• **RECORDS FOR THIS EXERCISE**
+ + +

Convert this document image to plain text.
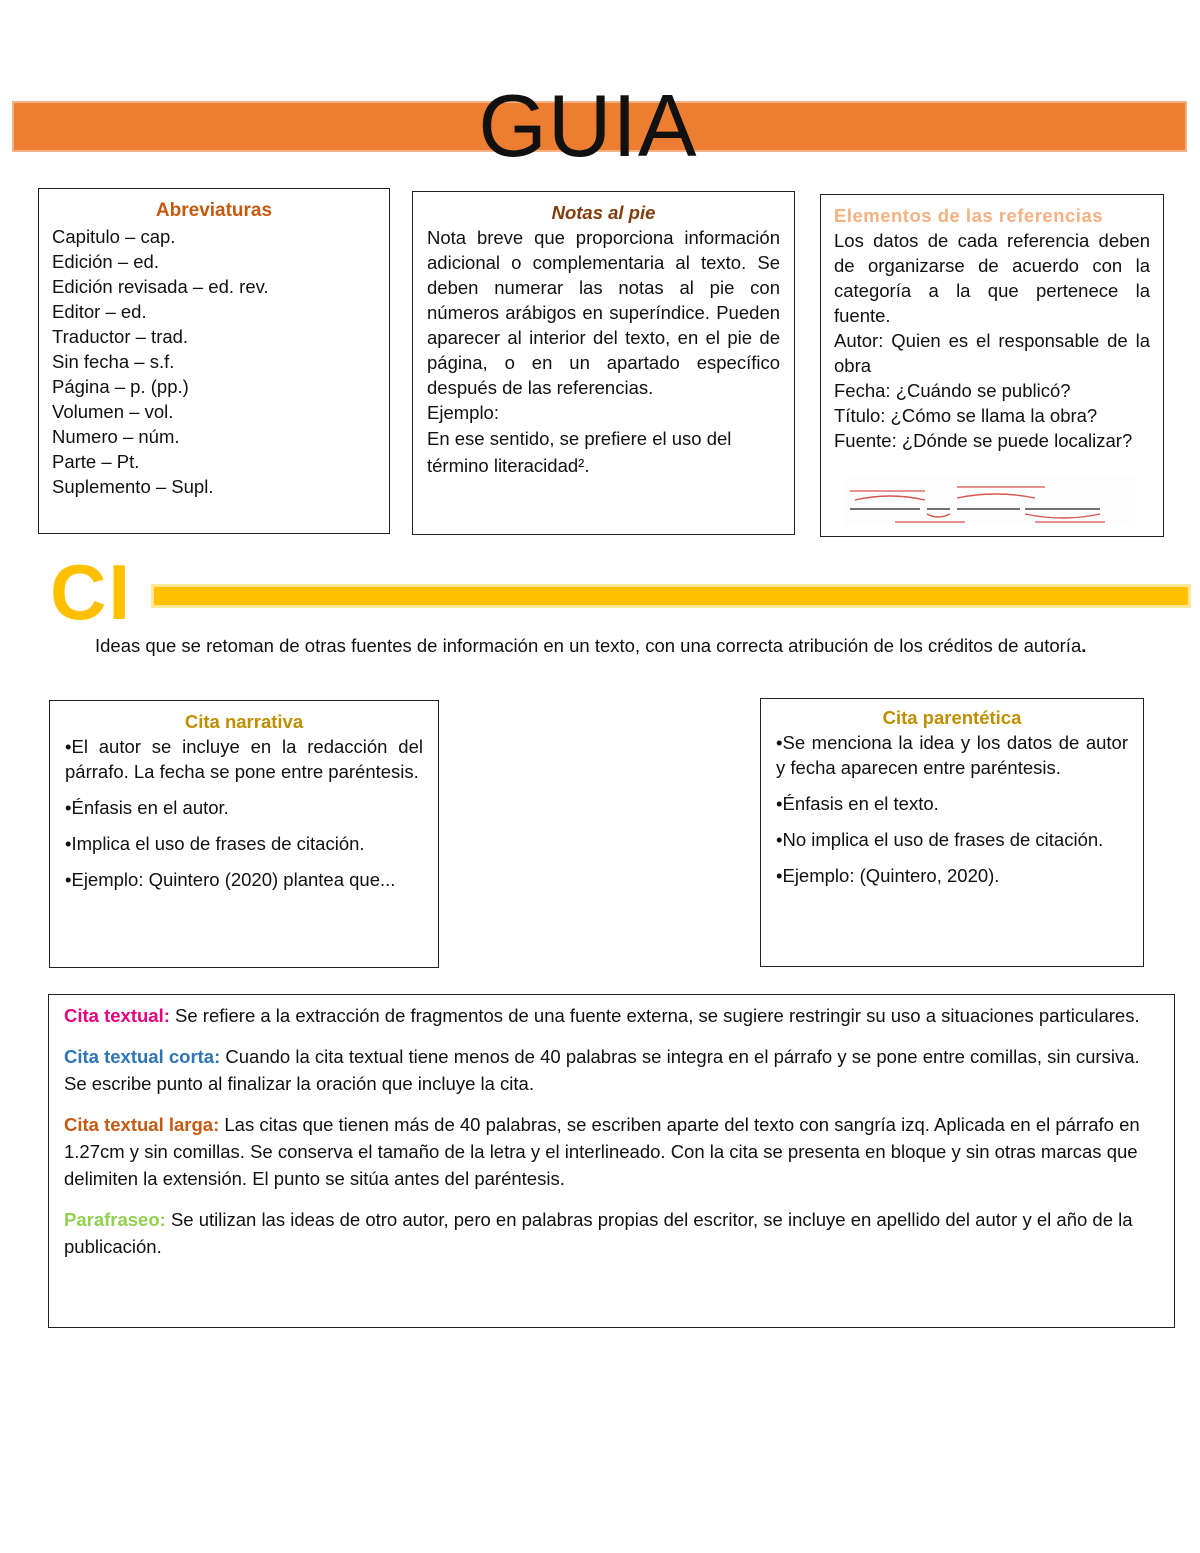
GUIA
Abreviaturas
Capitulo – cap.
Edición – ed.
Edición revisada – ed. rev.
Editor – ed.
Traductor – trad.
Sin fecha – s.f.
Página – p. (pp.)
Volumen – vol.
Numero – núm.
Parte – Pt.
Suplemento – Supl.
Notas al pie
Nota breve que proporciona información adicional o complementaria al texto. Se deben numerar las notas al pie con números arábigos en superíndice. Pueden aparecer al interior del texto, en el pie de página, o en un apartado específico después de las referencias.
Ejemplo:
En ese sentido, se prefiere el uso del término literacidad².
Elementos de las referencias
Los datos de cada referencia deben de organizarse de acuerdo con la categoría a la que pertenece la fuente.
Autor: Quien es el responsable de la obra
Fecha: ¿Cuándo se publicó?
Título: ¿Cómo se llama la obra?
Fuente: ¿Dónde se puede localizar?
CI
Ideas que se retoman de otras fuentes de información en un texto, con una correcta atribución de los créditos de autoría.
Cita narrativa
•El autor se incluye en la redacción del párrafo. La fecha se pone entre paréntesis.
•Énfasis en el autor.
•Implica el uso de frases de citación.
•Ejemplo: Quintero (2020) plantea que...
Cita parentética
•Se menciona la idea y los datos de autor y fecha aparecen entre paréntesis.
•Énfasis en el texto.
•No implica el uso de frases de citación.
•Ejemplo: (Quintero, 2020).

Cita textual: Se refiere a la extracción de fragmentos de una fuente externa, se sugiere restringir su uso a situaciones particulares.

Cita textual corta: Cuando la cita textual tiene menos de 40 palabras se integra en el párrafo y se pone entre comillas, sin cursiva. Se escribe punto al finalizar la oración que incluye la cita.

Cita textual larga: Las citas que tienen más de 40 palabras, se escriben aparte del texto con sangría izq. Aplicada en el párrafo en 1.27cm y sin comillas. Se conserva el tamaño de la letra y el interlineado. Con la cita se presenta en bloque y sin otras marcas que delimiten la extensión. El punto se sitúa antes del paréntesis.

Parafraseo: Se utilizan las ideas de otro autor, pero en palabras propias del escritor, se incluye en apellido del autor y el año de la publicación.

+ + +

• **SHORT EXERCISE**
In the records above, find each line with the word "citación" and copy it.

• **THE ANSWER**
•Implica el uso de frases de citación.
•No implica el uso de frases de citación.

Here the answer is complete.